-- Begin Material --
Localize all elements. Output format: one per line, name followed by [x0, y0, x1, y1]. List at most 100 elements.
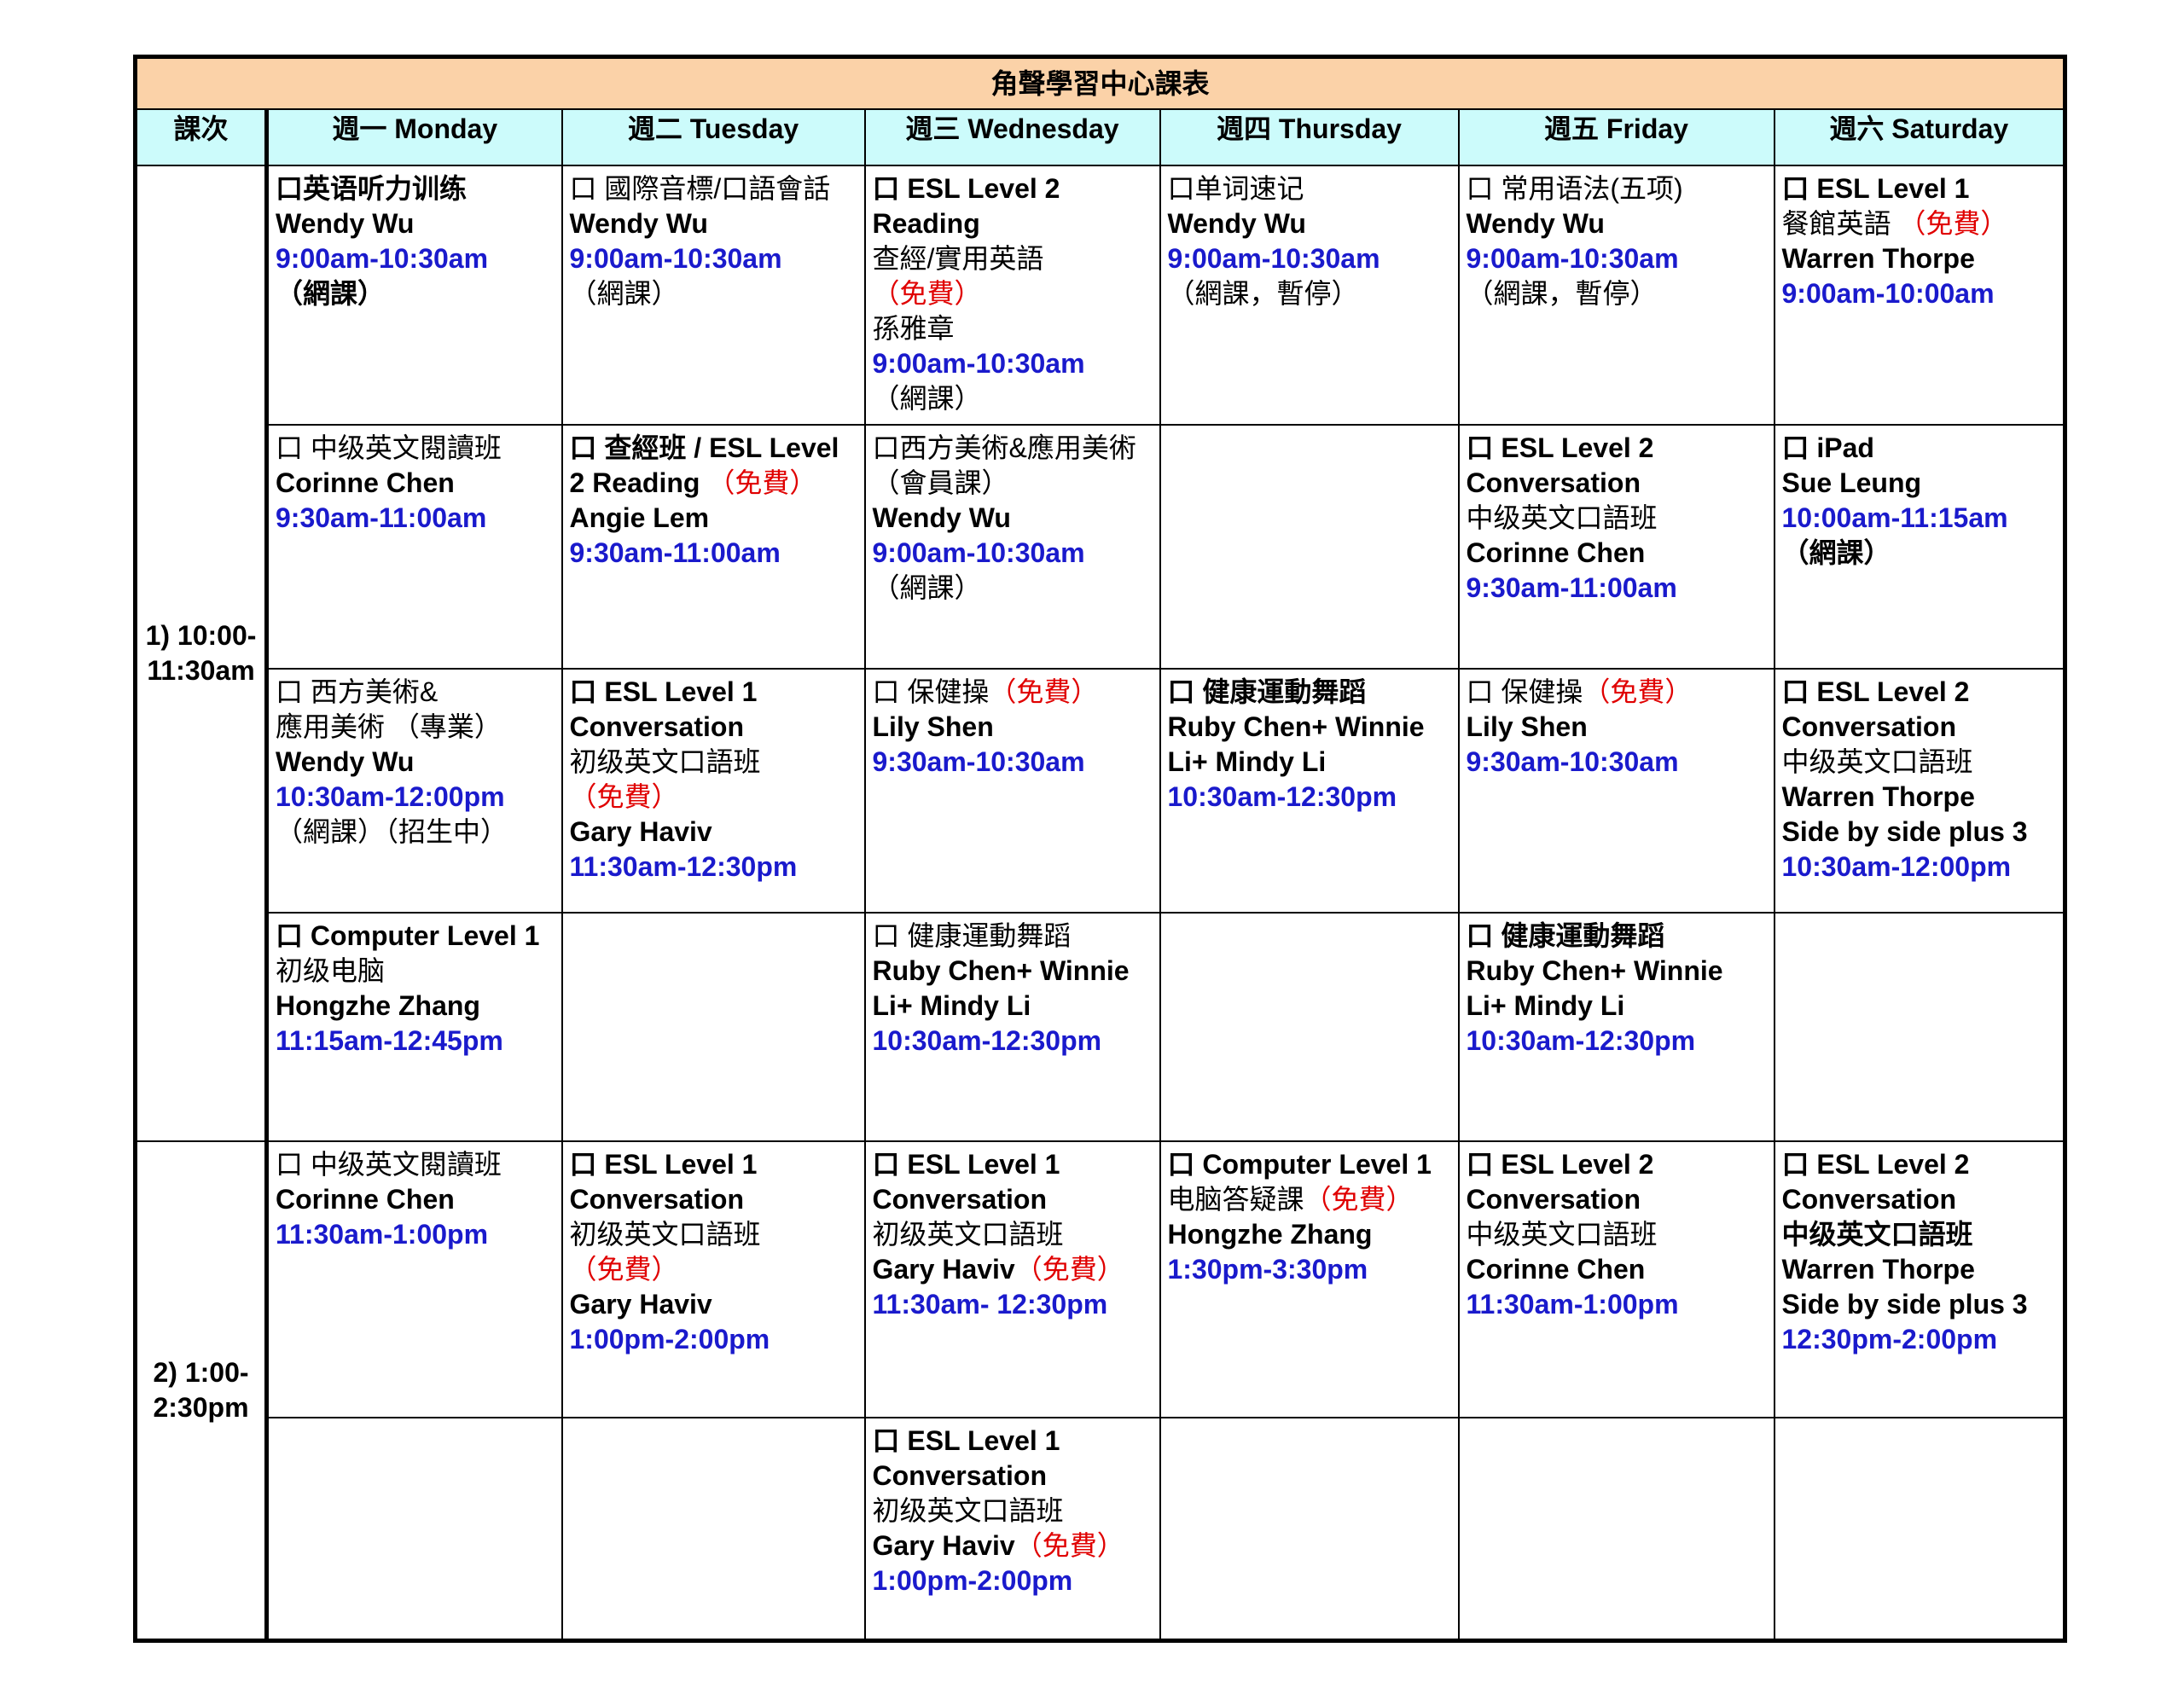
class-time: 9:00am-10:30am — [872, 537, 1085, 568]
class-time: 11:30am- 12:30pm — [872, 1288, 1108, 1320]
class-line: 口 查經班 / ESL Level — [569, 432, 839, 463]
cell-line: 电脑答疑課（免費） — [1168, 1182, 1451, 1217]
class-line: Conversation — [872, 1183, 1047, 1215]
cell-line: 初级电脑 — [276, 954, 555, 989]
class-cell-r2-fri: 口 ESL Level 2 Conversation 中级英文口語班 Corinne … — [1457, 423, 1775, 670]
class-line: 初级英文口語班 — [872, 1218, 1064, 1250]
class-time: 11:30am-1:00pm — [276, 1218, 489, 1250]
class-cell-r4-fri: 口 健康運動舞蹈 Ruby Chen+ Winnie Li+ Mindy Li 10:… — [1457, 911, 1775, 1142]
cell-line: 初级英文口語班 — [873, 1494, 1153, 1528]
cell-line: Corinne Chen — [1467, 1252, 1767, 1287]
cell-line: 口 健康運動舞蹈 — [873, 919, 1153, 954]
class-line: Wendy Wu — [1466, 207, 1605, 239]
class-line: Wendy Wu — [872, 502, 1011, 533]
class-line: Hongzhe Zhang — [276, 989, 480, 1021]
cell-line: Wendy Wu — [873, 501, 1153, 536]
class-line: 中级英文口語班 — [1781, 1218, 1973, 1250]
class-time: 10:30am-12:00pm — [276, 780, 505, 812]
class-line: Sue Leung — [1781, 467, 1922, 498]
table-row: 2) 1:00-2:30pm 口 中级英文閱讀班 Corinne Chen 11:3… — [134, 1140, 2066, 1642]
class-time: 9:30am-11:00am — [1466, 571, 1677, 603]
cell-line: Wendy Wu — [570, 206, 857, 241]
cell-line: 查經/實用英語 — [873, 241, 1153, 276]
cell-line: 口 保健操（免費） — [1467, 675, 1767, 710]
cell-line: （會員課） — [873, 466, 1153, 501]
table-row: 口 西方美術& 應用美術 （專業） Wendy Wu 10:30am-12:00pm （… — [136, 667, 2066, 914]
class-line: 中级英文口語班 — [1466, 1218, 1658, 1250]
free-tag: （免費） — [1304, 1183, 1414, 1215]
class-cell-r6-wed: 口 ESL Level 1 Conversation 初级英文口語班 Gary Ha… — [863, 1416, 1161, 1642]
class-line: 口英语听力训练 — [276, 172, 468, 204]
class-line: Warren Thorpe — [1781, 242, 1975, 274]
class-line: Corinne Chen — [276, 467, 455, 498]
class-line: 口 Computer Level 1 — [1167, 1148, 1432, 1180]
class-line: 口 ESL Level 1 — [1781, 172, 1970, 204]
cell-line: 口 健康運動舞蹈 — [1467, 919, 1767, 954]
cell-line: 11:30am-1:00pm — [1467, 1287, 1767, 1322]
cell-line: 口英语听力训练 — [276, 171, 555, 206]
class-cell-r3-mon: 口 西方美術& 應用美術 （專業） Wendy Wu 10:30am-12:00pm （… — [265, 667, 563, 914]
class-line: （網課） — [569, 277, 679, 309]
class-time: 11:15am-12:45pm — [276, 1024, 503, 1056]
class-cell-r1-tue: 口 國際音標/口語會話 Wendy Wu 9:00am-10:30am （網課） — [561, 164, 866, 426]
class-line: Gary Haviv — [569, 1288, 712, 1320]
class-line: 口 ESL Level 2 — [1781, 676, 1970, 707]
class-cell-r4-tue — [561, 911, 866, 1142]
class-line: 口 常用语法(五项) — [1466, 172, 1683, 204]
period-2-label: 2) 1:00-2:30pm — [134, 1140, 269, 1642]
free-tag: （免費） — [1014, 1253, 1124, 1285]
class-cell-r3-sat: 口 ESL Level 2 Conversation 中级英文口語班 Warren T… — [1773, 667, 2066, 914]
cell-line: 2 Reading （免費） — [570, 466, 857, 501]
class-time: 10:30am-12:30pm — [1466, 1024, 1696, 1056]
cell-line: 餐館英語 （免費） — [1782, 206, 2057, 241]
cell-line: Hongzhe Zhang — [1168, 1217, 1451, 1252]
cell-line: 口 國際音標/口語會話 — [570, 171, 857, 206]
cell-line: 10:30am-12:30pm — [1168, 780, 1451, 815]
class-cell-r2-thu — [1159, 423, 1460, 670]
header-monday: 週一 Monday — [265, 108, 563, 166]
class-line: Reading — [872, 207, 980, 239]
class-line: Wendy Wu — [569, 207, 708, 239]
class-cell-r5-mon: 口 中级英文閱讀班 Corinne Chen 11:30am-1:00pm — [265, 1140, 563, 1418]
cell-line: Conversation — [1467, 1182, 1767, 1217]
free-tag: （免費） — [872, 277, 982, 309]
cell-line: 口 西方美術& — [276, 675, 555, 710]
class-line: Li+ Mindy Li — [872, 989, 1031, 1021]
class-line: Corinne Chen — [1466, 537, 1646, 568]
cell-line: 9:30am-10:30am — [1467, 745, 1767, 780]
class-line: 查經/實用英語 — [872, 242, 1044, 274]
cell-line: Gary Haviv（免費） — [873, 1528, 1153, 1563]
class-time: 11:30am-1:00pm — [1466, 1288, 1679, 1320]
cell-line: Ruby Chen+ Winnie — [1467, 954, 1767, 989]
cell-line: 9:00am-10:30am — [873, 536, 1153, 571]
cell-line: Warren Thorpe — [1782, 241, 2057, 276]
period-1-text: 1) 10:00-11:30am — [145, 619, 257, 686]
class-time: 12:30pm-2:00pm — [1781, 1323, 1998, 1354]
cell-line: Warren Thorpe — [1782, 1252, 2057, 1287]
class-time: 11:30am-12:30pm — [569, 850, 798, 882]
class-line: Lily Shen — [872, 711, 994, 742]
cell-line: （網課，暫停） — [1467, 276, 1767, 311]
cell-line: Conversation — [1782, 710, 2057, 745]
cell-line: Corinne Chen — [1467, 536, 1767, 571]
cell-line: 9:00am-10:30am — [276, 241, 555, 276]
class-line: （網課） — [872, 571, 982, 603]
cell-line: 9:30am-11:00am — [570, 536, 857, 571]
class-cell-r6-sat — [1773, 1416, 2066, 1642]
cell-line: 口 常用语法(五项) — [1467, 171, 1767, 206]
cell-line: Corinne Chen — [276, 466, 555, 501]
class-cell-r6-thu — [1159, 1416, 1460, 1642]
class-cell-r4-sat — [1773, 911, 2066, 1142]
class-line: 口 健康運動舞蹈 — [1466, 919, 1665, 951]
class-cell-r1-sat: 口 ESL Level 1 餐館英語 （免費） Warren Thorpe 9:00… — [1773, 164, 2066, 426]
class-time: 9:00am-10:30am — [569, 242, 782, 274]
cell-line: Corinne Chen — [276, 1182, 555, 1217]
class-line: 初级英文口語班 — [569, 1218, 761, 1250]
class-line: 口 ESL Level 1 — [872, 1148, 1060, 1180]
cell-line: 9:30am-11:00am — [1467, 571, 1767, 606]
class-time: 9:30am-11:00am — [276, 502, 487, 533]
class-line: Ruby Chen+ Winnie — [1466, 954, 1723, 986]
class-time: 9:30am-10:30am — [1466, 745, 1679, 777]
class-time: 1:00pm-2:00pm — [569, 1323, 770, 1354]
class-line: 口 保健操 — [872, 676, 990, 707]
-- End Material --
Turn the lines above into a numbered list with no blank lines, and leave the picture out of the list.

• **Result for this task**:
1. Localize all elements. Output format: one per line, name followed by [x0, y0, x1, y1]. List at most 100 elements.
2. class-time: 9:00am-10:30am — [872, 537, 1085, 568]
3. class-time: 11:30am- 12:30pm — [872, 1288, 1108, 1320]
4. class-line: 口 查經班 / ESL Level — [569, 432, 839, 463]
5. cell-line: 电脑答疑課（免費） — [1168, 1182, 1451, 1217]
6. class-line: Conversation — [872, 1183, 1047, 1215]
7. cell-line: 初级电脑 — [276, 954, 555, 989]
8. class-cell-r2-fri: 口 ESL Level 2 Conversation 中级英文口語班 Corinne … — [1457, 423, 1775, 670]
9. class-line: 初级英文口語班 — [872, 1218, 1064, 1250]
10. class-time: 11:30am-1:00pm — [276, 1218, 489, 1250]
11. class-cell-r4-fri: 口 健康運動舞蹈 Ruby Chen+ Winnie Li+ Mindy Li 10:… — [1457, 911, 1775, 1142]
12. cell-line: 初级英文口語班 — [873, 1494, 1153, 1528]
13. cell-line: Corinne Chen — [1467, 1252, 1767, 1287]
14. cell-line: 口 健康運動舞蹈 — [873, 919, 1153, 954]
15. class-line: Wendy Wu — [1466, 207, 1605, 239]
16. class-line: Wendy Wu — [872, 502, 1011, 533]
17. class-line: Hongzhe Zhang — [276, 989, 480, 1021]
18. cell-line: Wendy Wu — [873, 501, 1153, 536]
19. class-line: 中级英文口語班 — [1781, 1218, 1973, 1250]
20. class-time: 10:30am-12:00pm — [276, 780, 505, 812]
21. class-line: Sue Leung — [1781, 467, 1922, 498]
22. table-row: 2) 1:00-2:30pm 口 中级英文閱讀班 Corinne Chen 11:3… — [134, 1140, 2066, 1642]
23. class-time: 9:30am-11:00am — [1466, 571, 1677, 603]
24. cell-line: Wendy Wu — [570, 206, 857, 241]
25. cell-line: 查經/實用英語 — [873, 241, 1153, 276]
26. cell-line: 口 保健操（免費） — [1467, 675, 1767, 710]
27. cell-line: （會員課） — [873, 466, 1153, 501]
28. table-row: 口 西方美術& 應用美術 （專業） Wendy Wu 10:30am-12:00pm （… — [136, 667, 2066, 914]
29. class-line: 中级英文口語班 — [1466, 1218, 1658, 1250]
30. free-tag: （免費） — [1304, 1183, 1414, 1215]
31. class-cell-r6-wed: 口 ESL Level 1 Conversation 初级英文口語班 Gary Ha… — [863, 1416, 1161, 1642]
32. class-line: 口英语听力训练 — [276, 172, 468, 204]
33. class-line: Warren Thorpe — [1781, 242, 1975, 274]
34. class-line: Corinne Chen — [276, 467, 455, 498]
35. class-line: 口 Computer Level 1 — [1167, 1148, 1432, 1180]
36. class-line: 口 ESL Level 1 — [1781, 172, 1970, 204]
37. cell-line: 口 健康運動舞蹈 — [1467, 919, 1767, 954]
38. cell-line: 11:30am-1:00pm — [1467, 1287, 1767, 1322]
39. cell-line: 口英语听力训练 — [276, 171, 555, 206]
40. class-cell-r3-mon: 口 西方美術& 應用美術 （專業） Wendy Wu 10:30am-12:00pm （… — [265, 667, 563, 914]
41. class-line: （網課） — [569, 277, 679, 309]
42. class-time: 11:15am-12:45pm — [276, 1024, 503, 1056]
43. class-cell-r1-tue: 口 國際音標/口語會話 Wendy Wu 9:00am-10:30am （網課） — [561, 164, 866, 426]
44. class-line: Gary Haviv — [569, 1288, 712, 1320]
45. class-line: 口 ESL Level 2 — [1781, 676, 1970, 707]
46. class-cell-r4-tue — [561, 911, 866, 1142]
47. class-line: 口 常用语法(五项) — [1466, 172, 1683, 204]
48. period-2-label: 2) 1:00-2:30pm — [134, 1140, 269, 1642]
49. free-tag: （免費） — [1014, 1253, 1124, 1285]
50. class-cell-r3-sat: 口 ESL Level 2 Conversation 中级英文口語班 Warren T… — [1773, 667, 2066, 914]
51. cell-line: 2 Reading （免費） — [570, 466, 857, 501]
52. class-time: 10:30am-12:30pm — [1466, 1024, 1696, 1056]
53. cell-line: 餐館英語 （免費） — [1782, 206, 2057, 241]
54. cell-line: Hongzhe Zhang — [1168, 1217, 1451, 1252]
55. cell-line: 口 國際音標/口語會話 — [570, 171, 857, 206]
56. cell-line: 10:30am-12:30pm — [1168, 780, 1451, 815]
57. class-cell-r2-thu — [1159, 423, 1460, 670]
58. header-monday: 週一 Monday — [265, 108, 563, 166]
59. class-line: Reading — [872, 207, 980, 239]
60. class-line: Wendy Wu — [569, 207, 708, 239]
61. class-cell-r5-mon: 口 中级英文閱讀班 Corinne Chen 11:30am-1:00pm — [265, 1140, 563, 1418]
62. cell-line: Conversation — [1467, 1182, 1767, 1217]
63. free-tag: （免費） — [872, 277, 982, 309]
64. cell-line: 口 西方美術& — [276, 675, 555, 710]
65. class-line: Li+ Mindy Li — [872, 989, 1031, 1021]
66. class-line: Corinne Chen — [1466, 537, 1646, 568]
67. cell-line: 9:30am-10:30am — [1467, 745, 1767, 780]
68. class-line: 查經/實用英語 — [872, 242, 1044, 274]
69. cell-line: Gary Haviv（免費） — [873, 1528, 1153, 1563]
70. class-time: 11:30am-1:00pm — [1466, 1288, 1679, 1320]
71. cell-line: Ruby Chen+ Winnie — [1467, 954, 1767, 989]
72. cell-line: 9:00am-10:30am — [873, 536, 1153, 571]
73. cell-line: Warren Thorpe — [1782, 241, 2057, 276]
74. period-1-text: 1) 10:00-11:30am — [145, 619, 257, 686]
75. class-time: 12:30pm-2:00pm — [1781, 1323, 1998, 1354]
76. cell-line: Warren Thorpe — [1782, 1252, 2057, 1287]
77. class-time: 11:30am-12:30pm — [569, 850, 798, 882]
78. class-line: Lily Shen — [872, 711, 994, 742]
79. cell-line: （網課，暫停） — [1467, 276, 1767, 311]
80. cell-line: Conversation — [1782, 710, 2057, 745]
81. cell-line: Corinne Chen — [1467, 536, 1767, 571]
82. cell-line: 9:00am-10:30am — [276, 241, 555, 276]
83. class-line: （網課） — [872, 571, 982, 603]
84. cell-line: 9:30am-11:00am — [570, 536, 857, 571]
85. class-cell-r6-sat — [1773, 1416, 2066, 1642]
86. cell-line: 口 常用语法(五项) — [1467, 171, 1767, 206]
87. cell-line: Corinne Chen — [276, 466, 555, 501]
88. class-cell-r6-thu — [1159, 1416, 1460, 1642]
89. class-cell-r4-sat — [1773, 911, 2066, 1142]
90. class-line: 口 健康運動舞蹈 — [1466, 919, 1665, 951]
91. class-cell-r1-sat: 口 ESL Level 1 餐館英語 （免費） Warren Thorpe 9:00… — [1773, 164, 2066, 426]
92. class-time: 9:00am-10:30am — [569, 242, 782, 274]
93. cell-line: Corinne Chen — [276, 1182, 555, 1217]
94. class-line: 初级英文口語班 — [569, 1218, 761, 1250]
95. class-line: 口 ESL Level 1 — [872, 1148, 1060, 1180]
96. cell-line: 9:30am-11:00am — [1467, 571, 1767, 606]
97. class-time: 9:30am-11:00am — [276, 502, 487, 533]
98. class-line: Ruby Chen+ Winnie — [1466, 954, 1723, 986]
99. class-time: 9:30am-10:30am — [1466, 745, 1679, 777]
100. class-time: 1:00pm-2:00pm — [569, 1323, 770, 1354]
101. class-line: 口 保健操 — [872, 676, 990, 707]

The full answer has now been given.